Problem statement – For each line in the data below that holds "American", return a copy.

Record set –

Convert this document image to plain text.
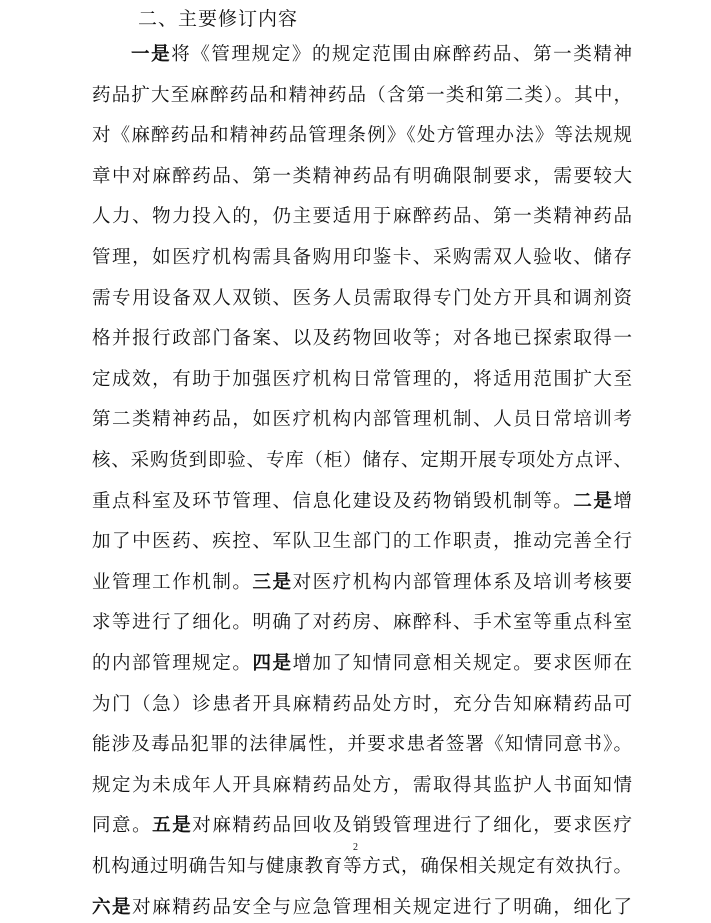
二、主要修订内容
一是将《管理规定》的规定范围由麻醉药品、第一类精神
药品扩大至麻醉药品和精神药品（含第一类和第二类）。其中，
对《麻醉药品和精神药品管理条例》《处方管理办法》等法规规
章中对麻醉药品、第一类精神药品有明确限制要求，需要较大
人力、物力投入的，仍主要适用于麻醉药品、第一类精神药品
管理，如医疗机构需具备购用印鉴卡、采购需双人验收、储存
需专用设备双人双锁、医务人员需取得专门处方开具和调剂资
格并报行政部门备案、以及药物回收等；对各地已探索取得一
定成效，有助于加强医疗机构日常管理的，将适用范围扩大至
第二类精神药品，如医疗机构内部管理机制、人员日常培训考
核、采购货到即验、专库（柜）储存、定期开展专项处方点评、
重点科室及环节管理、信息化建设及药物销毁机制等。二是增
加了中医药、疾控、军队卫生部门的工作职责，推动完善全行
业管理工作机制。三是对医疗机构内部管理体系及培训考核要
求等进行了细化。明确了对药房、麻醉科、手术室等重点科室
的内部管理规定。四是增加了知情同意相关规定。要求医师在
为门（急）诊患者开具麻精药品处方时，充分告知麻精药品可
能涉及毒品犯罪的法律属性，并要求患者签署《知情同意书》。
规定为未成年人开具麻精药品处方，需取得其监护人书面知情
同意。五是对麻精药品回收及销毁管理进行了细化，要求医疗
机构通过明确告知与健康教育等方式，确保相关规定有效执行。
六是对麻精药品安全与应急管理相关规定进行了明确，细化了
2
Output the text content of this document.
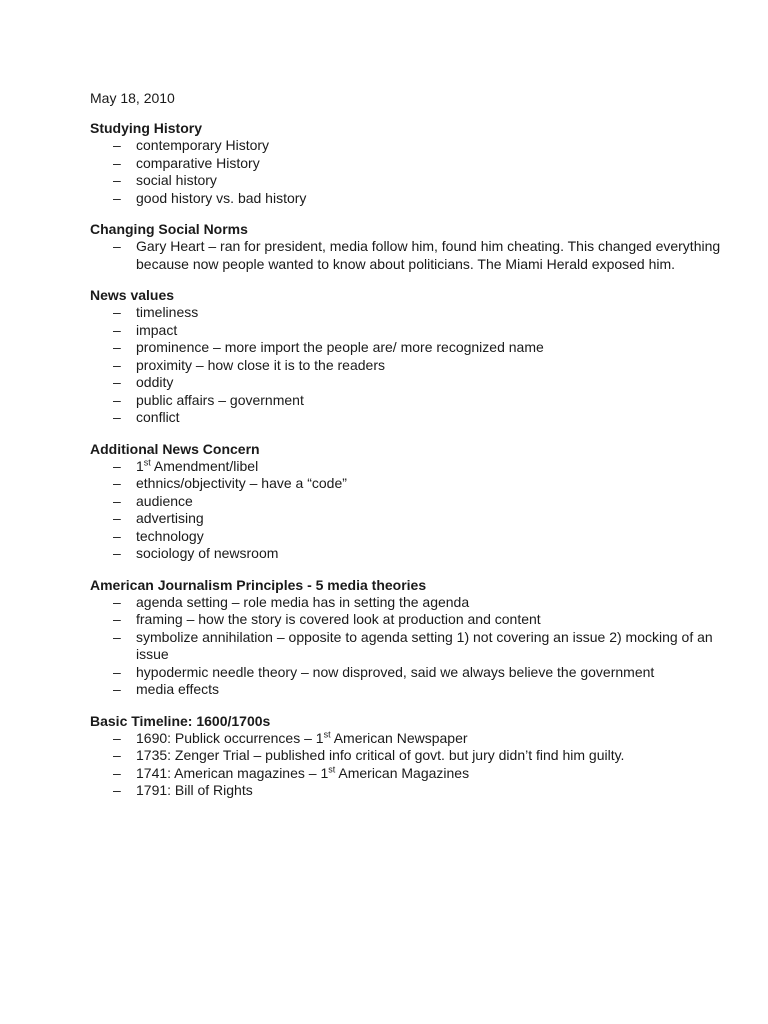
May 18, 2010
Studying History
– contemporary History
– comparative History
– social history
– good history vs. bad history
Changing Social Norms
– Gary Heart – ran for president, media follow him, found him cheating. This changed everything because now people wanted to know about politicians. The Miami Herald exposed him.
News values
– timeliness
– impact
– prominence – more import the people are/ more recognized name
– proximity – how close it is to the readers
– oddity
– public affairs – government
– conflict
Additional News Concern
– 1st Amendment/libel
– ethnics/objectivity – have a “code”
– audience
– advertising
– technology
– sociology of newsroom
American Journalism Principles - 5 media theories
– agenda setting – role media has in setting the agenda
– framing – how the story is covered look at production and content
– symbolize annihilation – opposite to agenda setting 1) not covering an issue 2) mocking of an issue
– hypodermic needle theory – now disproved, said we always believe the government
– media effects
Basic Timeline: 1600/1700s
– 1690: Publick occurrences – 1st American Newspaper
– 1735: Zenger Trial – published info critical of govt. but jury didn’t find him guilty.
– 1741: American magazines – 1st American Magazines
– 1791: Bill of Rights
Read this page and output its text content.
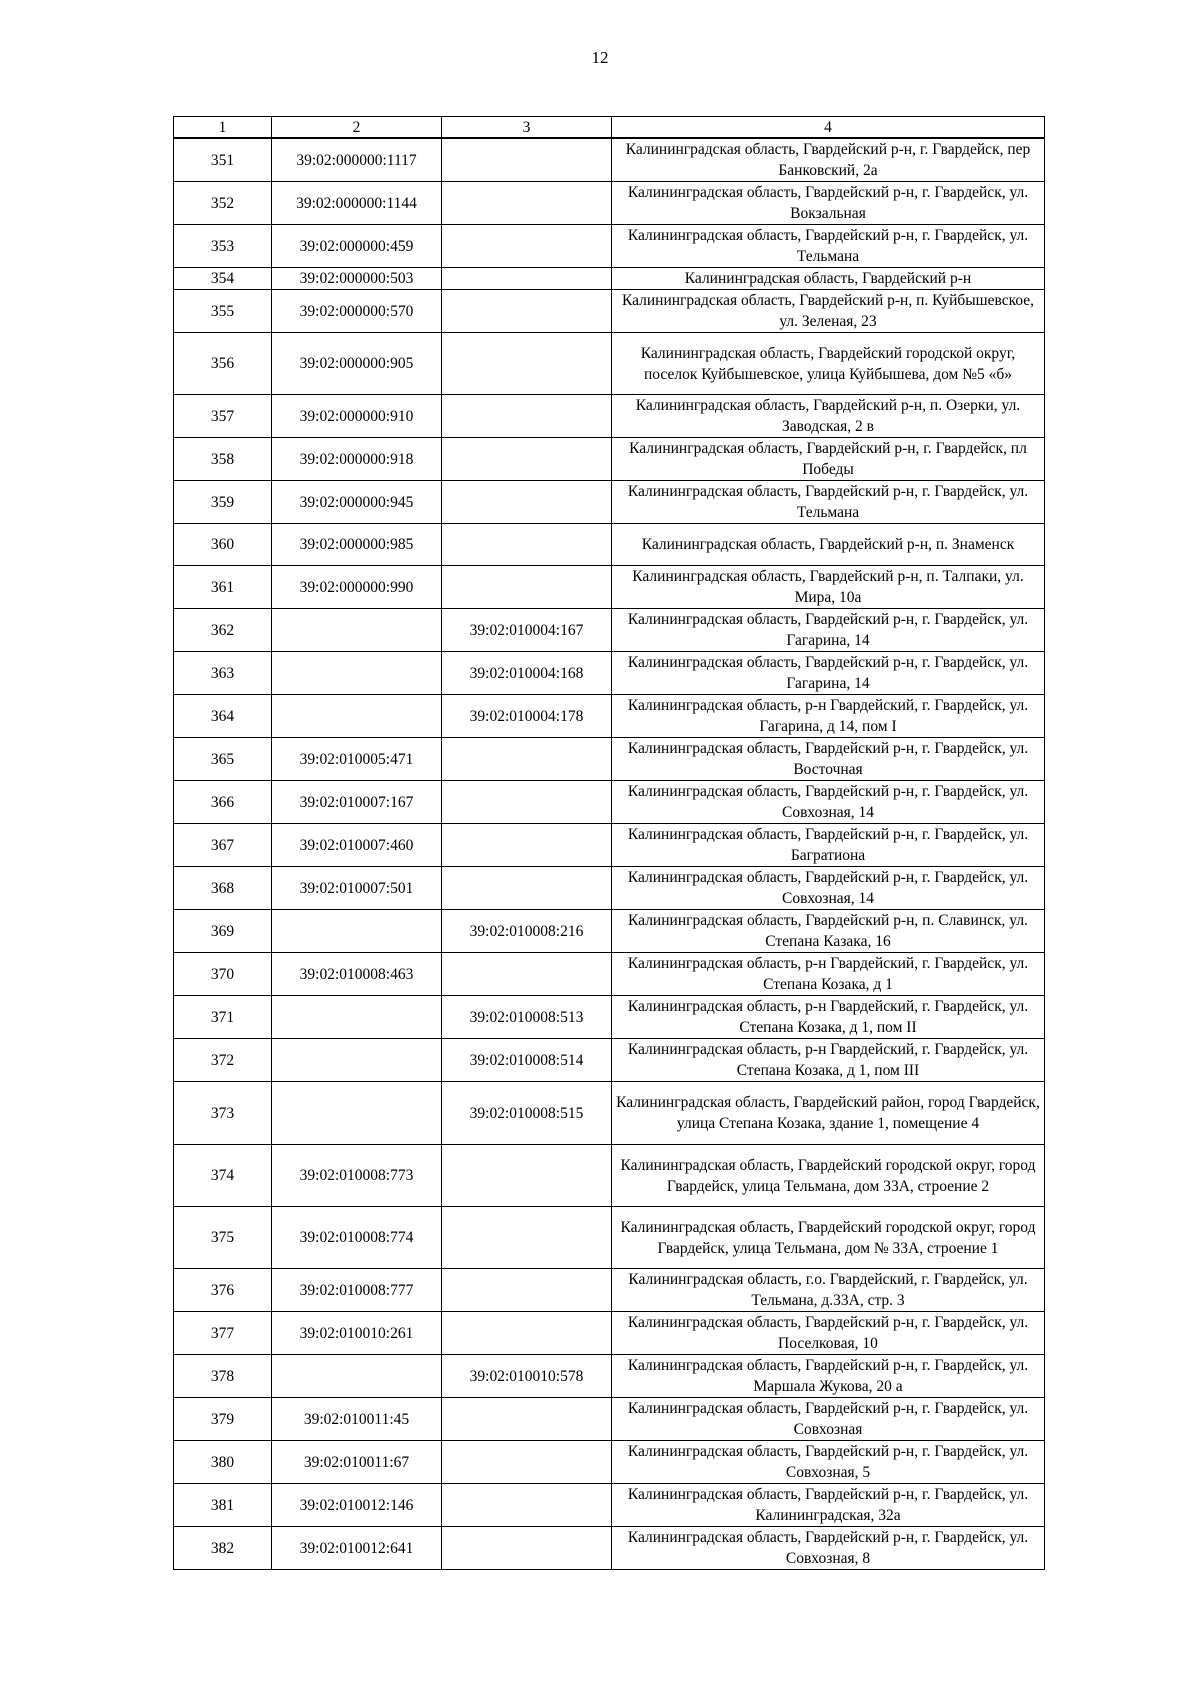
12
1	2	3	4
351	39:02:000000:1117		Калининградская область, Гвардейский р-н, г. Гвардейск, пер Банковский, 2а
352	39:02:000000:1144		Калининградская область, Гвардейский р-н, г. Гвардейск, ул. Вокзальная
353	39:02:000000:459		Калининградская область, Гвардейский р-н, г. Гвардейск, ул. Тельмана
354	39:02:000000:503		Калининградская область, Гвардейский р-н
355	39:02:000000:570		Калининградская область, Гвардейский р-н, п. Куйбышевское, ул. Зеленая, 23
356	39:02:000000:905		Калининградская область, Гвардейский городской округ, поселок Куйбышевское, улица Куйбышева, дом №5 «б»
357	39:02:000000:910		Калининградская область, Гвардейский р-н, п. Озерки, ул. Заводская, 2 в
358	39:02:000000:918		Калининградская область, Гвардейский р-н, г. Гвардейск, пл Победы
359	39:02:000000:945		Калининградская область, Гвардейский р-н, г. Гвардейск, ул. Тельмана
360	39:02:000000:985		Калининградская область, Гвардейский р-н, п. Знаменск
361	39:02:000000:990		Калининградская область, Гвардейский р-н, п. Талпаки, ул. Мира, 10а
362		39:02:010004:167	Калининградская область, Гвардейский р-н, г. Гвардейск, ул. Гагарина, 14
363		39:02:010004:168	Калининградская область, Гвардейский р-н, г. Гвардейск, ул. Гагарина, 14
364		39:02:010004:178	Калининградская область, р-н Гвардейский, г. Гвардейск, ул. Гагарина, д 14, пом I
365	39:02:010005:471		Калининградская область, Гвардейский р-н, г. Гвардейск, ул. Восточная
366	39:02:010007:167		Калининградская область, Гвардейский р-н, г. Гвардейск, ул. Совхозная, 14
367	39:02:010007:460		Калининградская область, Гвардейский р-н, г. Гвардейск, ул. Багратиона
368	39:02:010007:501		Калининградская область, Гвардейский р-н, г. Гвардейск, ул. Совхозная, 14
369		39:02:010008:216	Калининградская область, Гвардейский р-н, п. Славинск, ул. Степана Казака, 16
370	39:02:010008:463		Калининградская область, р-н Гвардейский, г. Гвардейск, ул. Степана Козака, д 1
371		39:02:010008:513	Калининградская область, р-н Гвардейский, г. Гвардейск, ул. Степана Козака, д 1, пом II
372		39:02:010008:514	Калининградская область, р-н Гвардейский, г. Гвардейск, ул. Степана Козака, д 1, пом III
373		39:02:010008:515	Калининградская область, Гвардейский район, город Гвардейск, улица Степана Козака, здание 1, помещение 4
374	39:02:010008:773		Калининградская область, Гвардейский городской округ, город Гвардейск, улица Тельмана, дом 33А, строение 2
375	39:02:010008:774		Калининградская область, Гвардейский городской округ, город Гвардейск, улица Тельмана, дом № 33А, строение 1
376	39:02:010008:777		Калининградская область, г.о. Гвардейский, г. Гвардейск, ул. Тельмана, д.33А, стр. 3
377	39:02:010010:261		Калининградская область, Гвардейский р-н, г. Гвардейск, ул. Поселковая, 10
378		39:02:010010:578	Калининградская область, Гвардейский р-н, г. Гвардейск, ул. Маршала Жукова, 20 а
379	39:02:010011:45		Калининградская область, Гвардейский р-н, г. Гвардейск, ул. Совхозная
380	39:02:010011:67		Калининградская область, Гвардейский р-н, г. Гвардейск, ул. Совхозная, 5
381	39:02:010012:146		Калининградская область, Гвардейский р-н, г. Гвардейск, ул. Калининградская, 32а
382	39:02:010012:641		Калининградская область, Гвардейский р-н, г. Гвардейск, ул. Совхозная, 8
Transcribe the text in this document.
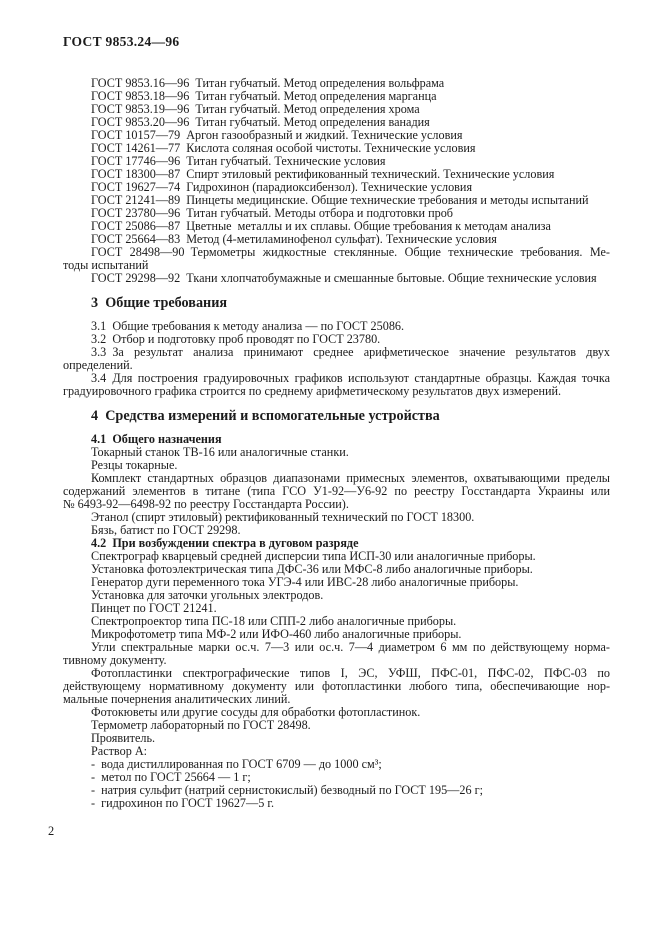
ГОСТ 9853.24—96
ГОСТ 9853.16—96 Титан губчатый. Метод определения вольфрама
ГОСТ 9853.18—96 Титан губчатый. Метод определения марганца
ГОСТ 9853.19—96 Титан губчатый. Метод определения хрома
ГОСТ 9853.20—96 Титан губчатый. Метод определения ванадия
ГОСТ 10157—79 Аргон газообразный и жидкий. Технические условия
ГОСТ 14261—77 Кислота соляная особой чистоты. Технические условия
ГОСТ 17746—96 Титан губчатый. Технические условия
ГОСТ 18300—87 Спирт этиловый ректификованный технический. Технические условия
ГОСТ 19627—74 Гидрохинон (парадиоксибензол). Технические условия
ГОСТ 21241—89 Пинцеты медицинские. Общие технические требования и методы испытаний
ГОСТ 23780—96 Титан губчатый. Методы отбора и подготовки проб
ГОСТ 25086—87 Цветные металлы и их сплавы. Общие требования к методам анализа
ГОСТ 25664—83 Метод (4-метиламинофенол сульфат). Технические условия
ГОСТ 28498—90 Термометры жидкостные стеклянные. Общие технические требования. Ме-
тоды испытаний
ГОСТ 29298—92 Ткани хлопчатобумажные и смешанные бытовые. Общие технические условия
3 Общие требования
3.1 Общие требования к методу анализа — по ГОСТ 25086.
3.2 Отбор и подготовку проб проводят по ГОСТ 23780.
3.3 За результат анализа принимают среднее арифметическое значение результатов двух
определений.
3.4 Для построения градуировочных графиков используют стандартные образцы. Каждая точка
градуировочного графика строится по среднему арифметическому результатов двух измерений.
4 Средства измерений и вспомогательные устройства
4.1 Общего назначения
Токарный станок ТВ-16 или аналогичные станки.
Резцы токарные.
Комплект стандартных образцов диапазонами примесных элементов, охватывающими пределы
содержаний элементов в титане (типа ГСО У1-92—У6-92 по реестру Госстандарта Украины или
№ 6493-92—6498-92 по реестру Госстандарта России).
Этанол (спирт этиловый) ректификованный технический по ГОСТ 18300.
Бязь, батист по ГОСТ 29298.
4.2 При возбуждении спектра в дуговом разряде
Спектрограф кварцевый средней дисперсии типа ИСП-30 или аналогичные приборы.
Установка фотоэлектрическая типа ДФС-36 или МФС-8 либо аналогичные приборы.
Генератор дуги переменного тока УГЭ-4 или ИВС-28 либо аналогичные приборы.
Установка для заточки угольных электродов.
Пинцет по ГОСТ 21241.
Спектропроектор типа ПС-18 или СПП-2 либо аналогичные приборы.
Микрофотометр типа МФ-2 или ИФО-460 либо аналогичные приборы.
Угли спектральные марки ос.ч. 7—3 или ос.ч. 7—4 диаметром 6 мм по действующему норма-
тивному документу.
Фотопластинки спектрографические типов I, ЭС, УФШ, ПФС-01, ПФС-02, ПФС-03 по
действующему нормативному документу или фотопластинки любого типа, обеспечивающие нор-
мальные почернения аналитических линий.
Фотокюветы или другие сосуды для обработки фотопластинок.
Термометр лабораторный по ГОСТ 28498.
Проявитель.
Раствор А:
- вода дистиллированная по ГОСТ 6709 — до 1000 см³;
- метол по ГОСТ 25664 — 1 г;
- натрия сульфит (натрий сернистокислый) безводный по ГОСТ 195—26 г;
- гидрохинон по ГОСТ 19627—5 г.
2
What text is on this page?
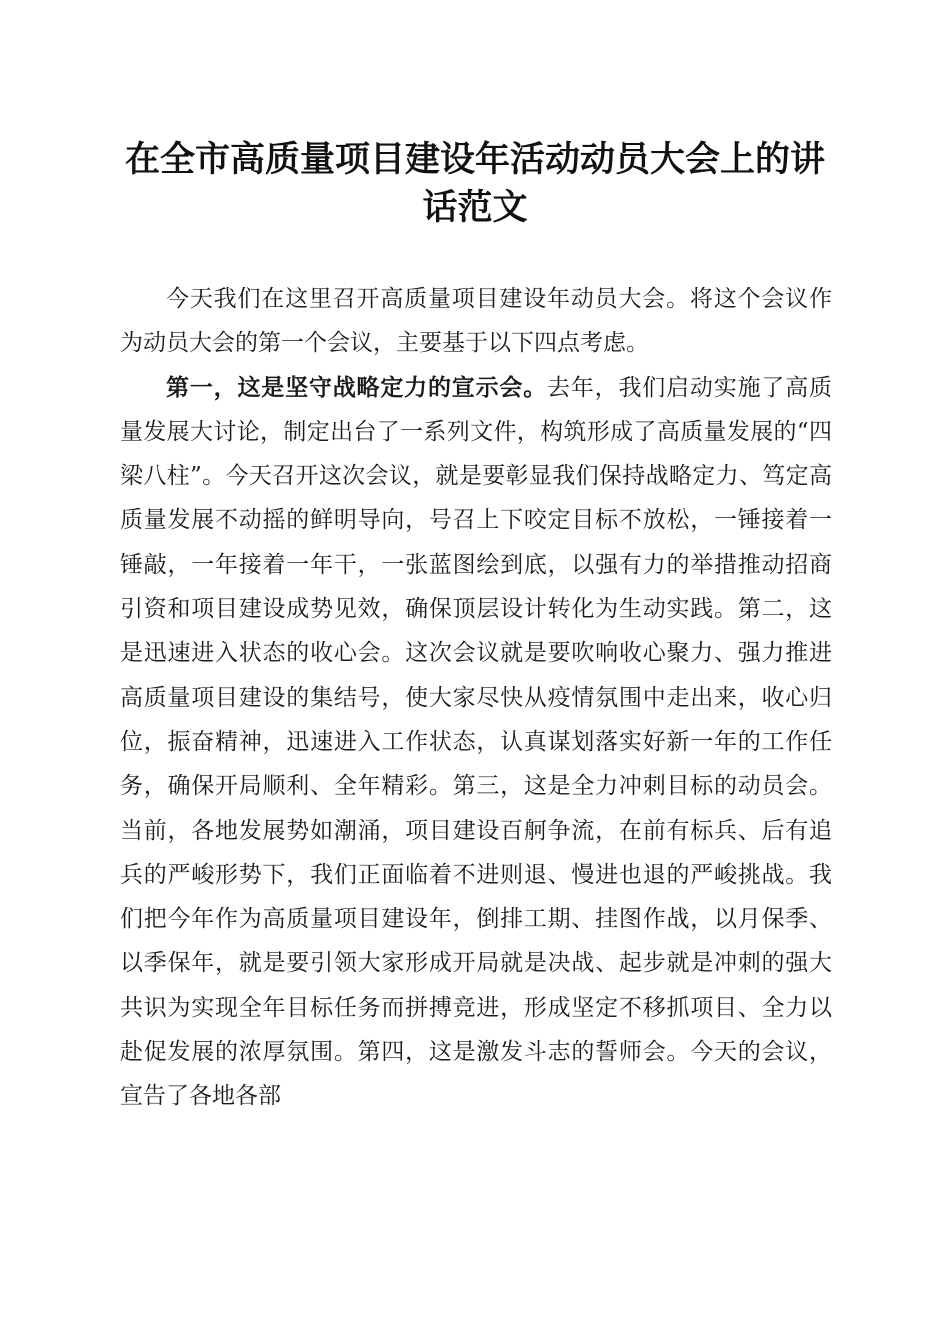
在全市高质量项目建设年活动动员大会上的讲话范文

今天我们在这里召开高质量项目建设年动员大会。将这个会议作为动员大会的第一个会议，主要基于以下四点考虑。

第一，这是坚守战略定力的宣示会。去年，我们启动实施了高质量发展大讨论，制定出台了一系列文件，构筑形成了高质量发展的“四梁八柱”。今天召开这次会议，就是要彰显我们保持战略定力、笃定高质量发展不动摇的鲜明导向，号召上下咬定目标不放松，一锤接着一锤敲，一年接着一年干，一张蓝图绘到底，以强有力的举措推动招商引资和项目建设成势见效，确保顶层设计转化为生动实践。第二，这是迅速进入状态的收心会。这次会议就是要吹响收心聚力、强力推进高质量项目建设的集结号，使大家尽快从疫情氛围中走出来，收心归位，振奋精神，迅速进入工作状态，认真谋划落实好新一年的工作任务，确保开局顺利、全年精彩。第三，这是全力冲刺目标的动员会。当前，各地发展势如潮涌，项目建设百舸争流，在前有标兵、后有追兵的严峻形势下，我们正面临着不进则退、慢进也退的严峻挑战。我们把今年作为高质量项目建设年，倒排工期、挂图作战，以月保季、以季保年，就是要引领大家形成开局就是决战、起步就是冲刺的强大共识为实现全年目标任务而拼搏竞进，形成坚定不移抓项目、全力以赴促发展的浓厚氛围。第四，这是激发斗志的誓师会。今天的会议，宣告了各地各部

Solution –
American Journalism Principles - 5 media theories
– 1690: Publick occurrences – 1st American Newspaper
– 1741: American magazines – 1st American Magazines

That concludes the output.